[What is expected] Output the full listing word for word.
============
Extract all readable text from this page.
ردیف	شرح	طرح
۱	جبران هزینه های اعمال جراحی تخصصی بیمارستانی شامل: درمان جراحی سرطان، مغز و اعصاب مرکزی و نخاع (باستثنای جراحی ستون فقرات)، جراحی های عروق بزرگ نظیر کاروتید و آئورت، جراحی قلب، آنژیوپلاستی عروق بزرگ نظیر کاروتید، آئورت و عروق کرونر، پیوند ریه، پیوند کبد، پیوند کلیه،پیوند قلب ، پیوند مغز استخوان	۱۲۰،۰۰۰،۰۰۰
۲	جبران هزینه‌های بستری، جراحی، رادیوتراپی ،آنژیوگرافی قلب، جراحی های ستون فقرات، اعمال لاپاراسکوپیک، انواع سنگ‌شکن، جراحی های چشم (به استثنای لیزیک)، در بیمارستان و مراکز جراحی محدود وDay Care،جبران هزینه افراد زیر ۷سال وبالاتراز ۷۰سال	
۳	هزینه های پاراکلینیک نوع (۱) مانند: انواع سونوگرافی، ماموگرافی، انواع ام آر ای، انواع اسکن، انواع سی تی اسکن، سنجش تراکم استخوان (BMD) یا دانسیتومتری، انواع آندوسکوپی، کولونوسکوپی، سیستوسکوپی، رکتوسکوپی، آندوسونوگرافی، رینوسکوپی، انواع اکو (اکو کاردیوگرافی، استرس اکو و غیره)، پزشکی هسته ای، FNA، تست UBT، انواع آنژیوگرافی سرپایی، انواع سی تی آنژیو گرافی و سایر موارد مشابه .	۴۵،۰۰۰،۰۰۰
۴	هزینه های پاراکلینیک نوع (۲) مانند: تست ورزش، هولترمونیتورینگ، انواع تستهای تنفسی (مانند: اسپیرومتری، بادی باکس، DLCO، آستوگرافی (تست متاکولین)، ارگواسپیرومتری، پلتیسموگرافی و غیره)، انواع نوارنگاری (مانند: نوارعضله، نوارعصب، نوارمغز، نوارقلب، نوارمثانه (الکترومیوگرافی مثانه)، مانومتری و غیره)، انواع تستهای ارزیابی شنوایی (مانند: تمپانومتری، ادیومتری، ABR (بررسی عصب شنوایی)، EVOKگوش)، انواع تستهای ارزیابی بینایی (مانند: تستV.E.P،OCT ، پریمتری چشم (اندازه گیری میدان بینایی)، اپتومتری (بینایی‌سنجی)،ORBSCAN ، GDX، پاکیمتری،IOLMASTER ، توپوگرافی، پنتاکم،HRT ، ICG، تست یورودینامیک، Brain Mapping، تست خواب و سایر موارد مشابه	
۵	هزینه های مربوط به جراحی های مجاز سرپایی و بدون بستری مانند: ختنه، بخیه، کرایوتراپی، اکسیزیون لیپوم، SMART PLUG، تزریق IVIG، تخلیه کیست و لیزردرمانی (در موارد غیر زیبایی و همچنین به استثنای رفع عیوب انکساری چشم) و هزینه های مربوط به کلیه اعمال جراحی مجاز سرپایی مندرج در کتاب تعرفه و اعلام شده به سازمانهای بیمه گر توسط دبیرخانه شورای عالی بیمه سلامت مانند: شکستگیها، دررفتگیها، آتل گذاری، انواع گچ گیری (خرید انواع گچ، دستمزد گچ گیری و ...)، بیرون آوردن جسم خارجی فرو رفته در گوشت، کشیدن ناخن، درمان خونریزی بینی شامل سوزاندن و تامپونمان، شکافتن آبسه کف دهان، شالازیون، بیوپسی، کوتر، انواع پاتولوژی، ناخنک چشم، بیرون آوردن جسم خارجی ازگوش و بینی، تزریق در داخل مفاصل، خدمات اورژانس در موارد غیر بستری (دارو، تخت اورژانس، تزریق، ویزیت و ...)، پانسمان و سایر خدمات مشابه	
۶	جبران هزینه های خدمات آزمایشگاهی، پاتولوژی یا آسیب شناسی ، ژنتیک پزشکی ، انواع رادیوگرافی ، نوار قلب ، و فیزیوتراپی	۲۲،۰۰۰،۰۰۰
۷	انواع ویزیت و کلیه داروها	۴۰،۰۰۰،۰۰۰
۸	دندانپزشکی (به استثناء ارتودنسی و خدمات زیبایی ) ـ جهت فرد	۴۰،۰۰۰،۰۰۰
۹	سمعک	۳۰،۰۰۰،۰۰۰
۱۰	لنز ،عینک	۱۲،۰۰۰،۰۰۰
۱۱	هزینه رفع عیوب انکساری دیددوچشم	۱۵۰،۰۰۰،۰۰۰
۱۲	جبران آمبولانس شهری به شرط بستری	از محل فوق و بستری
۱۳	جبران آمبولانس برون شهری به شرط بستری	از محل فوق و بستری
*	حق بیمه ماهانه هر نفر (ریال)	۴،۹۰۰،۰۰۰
============
[Output for this exercise]
Extract all readable text from this page.
ردیف	شرح	طرح
۱	جبران هزینه های اعمال جراحی تخصصی بیمارستانی شامل: درمان جراحی سرطان، مغز و اعصاب مرکزی و نخاع (باستثنای جراحی ستون فقرات)، جراحی های عروق بزرگ نظیر کاروتید و آئورت، جراحی قلب، آنژیوپلاستی عروق بزرگ نظیر کاروتید، آئورت و عروق کرونر، پیوند ریه، پیوند کبد، پیوند کلیه،پیوند قلب ، پیوند مغز استخوان	۱۲۰،۰۰۰،۰۰۰
۲	جبران هزینه‌های بستری، جراحی، رادیوتراپی ،آنژیوگرافی قلب، جراحی های ستون فقرات، اعمال لاپاراسکوپیک، انواع سنگ‌شکن، جراحی های چشم (به استثنای لیزیک)، در بیمارستان و مراکز جراحی محدود وDay Care،جبران هزینه افراد زیر ۷سال وبالاتراز ۷۰سال	
۳	هزینه های پاراکلینیک نوع (۱) مانند: انواع سونوگرافی، ماموگرافی، انواع ام آر ای، انواع اسکن، انواع سی تی اسکن، سنجش تراکم استخوان (BMD) یا دانسیتومتری، انواع آندوسکوپی، کولونوسکوپی، سیستوسکوپی، رکتوسکوپی، آندوسونوگرافی، رینوسکوپی، انواع اکو (اکو کاردیوگرافی، استرس اکو و غیره)، پزشکی هسته ای، FNA، تست UBT، انواع آنژیوگرافی سرپایی، انواع سی تی آنژیو گرافی و سایر موارد مشابه .	۴۵،۰۰۰،۰۰۰
۴	هزینه های پاراکلینیک نوع (۲) مانند: تست ورزش، هولترمونیتورینگ، انواع تستهای تنفسی (مانند: اسپیرومتری، بادی باکس، DLCO، آستوگرافی (تست متاکولین)، ارگواسپیرومتری، پلتیسموگرافی و غیره)، انواع نوارنگاری (مانند: نوارعضله، نوارعصب، نوارمغز، نوارقلب، نوارمثانه (الکترومیوگرافی مثانه)، مانومتری و غیره)، انواع تستهای ارزیابی شنوایی (مانند: تمپانومتری، ادیومتری، ABR (بررسی عصب شنوایی)، EVOKگوش)، انواع تستهای ارزیابی بینایی (مانند: تستV.E.P،OCT ، پریمتری چشم (اندازه گیری میدان بینایی)، اپتومتری (بینایی‌سنجی)،ORBSCAN ، GDX، پاکیمتری،IOLMASTER ، توپوگرافی، پنتاکم،HRT ، ICG، تست یورودینامیک، Brain Mapping، تست خواب و سایر موارد مشابه	
۵	هزینه های مربوط به جراحی های مجاز سرپایی و بدون بستری مانند: ختنه، بخیه، کرایوتراپی، اکسیزیون لیپوم، SMART PLUG، تزریق IVIG، تخلیه کیست و لیزردرمانی (در موارد غیر زیبایی و همچنین به استثنای رفع عیوب انکساری چشم) و هزینه های مربوط به کلیه اعمال جراحی مجاز سرپایی مندرج در کتاب تعرفه و اعلام شده به سازمانهای بیمه گر توسط دبیرخانه شورای عالی بیمه سلامت مانند: شکستگیها، دررفتگیها، آتل گذاری، انواع گچ گیری (خرید انواع گچ، دستمزد گچ گیری و ...)، بیرون آوردن جسم خارجی فرو رفته در گوشت، کشیدن ناخن، درمان خونریزی بینی شامل سوزاندن و تامپونمان، شکافتن آبسه کف دهان، شالازیون، بیوپسی، کوتر، انواع پاتولوژی، ناخنک چشم، بیرون آوردن جسم خارجی ازگوش و بینی، تزریق در داخل مفاصل، خدمات اورژانس در موارد غیر بستری (دارو، تخت اورژانس، تزریق، ویزیت و ...)، پانسمان و سایر خدمات مشابه	
۶	جبران هزینه های خدمات آزمایشگاهی، پاتولوژی یا آسیب شناسی ، ژنتیک پزشکی ، انواع رادیوگرافی ، نوار قلب ، و فیزیوتراپی	۲۲،۰۰۰،۰۰۰
۷	انواع ویزیت و کلیه داروها	۴۰،۰۰۰،۰۰۰
۸	دندانپزشکی (به استثناء ارتودنسی و خدمات زیبایی ) ـ جهت فرد	۴۰،۰۰۰،۰۰۰
۹	سمعک	۳۰،۰۰۰،۰۰۰
۱۰	لنز ،عینک	۱۲،۰۰۰،۰۰۰
۱۱	هزینه رفع عیوب انکساری دیددوچشم	۱۵۰،۰۰۰،۰۰۰
۱۲	جبران آمبولانس شهری به شرط بستری	از محل فوق و بستری
۱۳	جبران آمبولانس برون شهری به شرط بستری	از محل فوق و بستری
*	حق بیمه ماهانه هر نفر (ریال)	۴،۹۰۰،۰۰۰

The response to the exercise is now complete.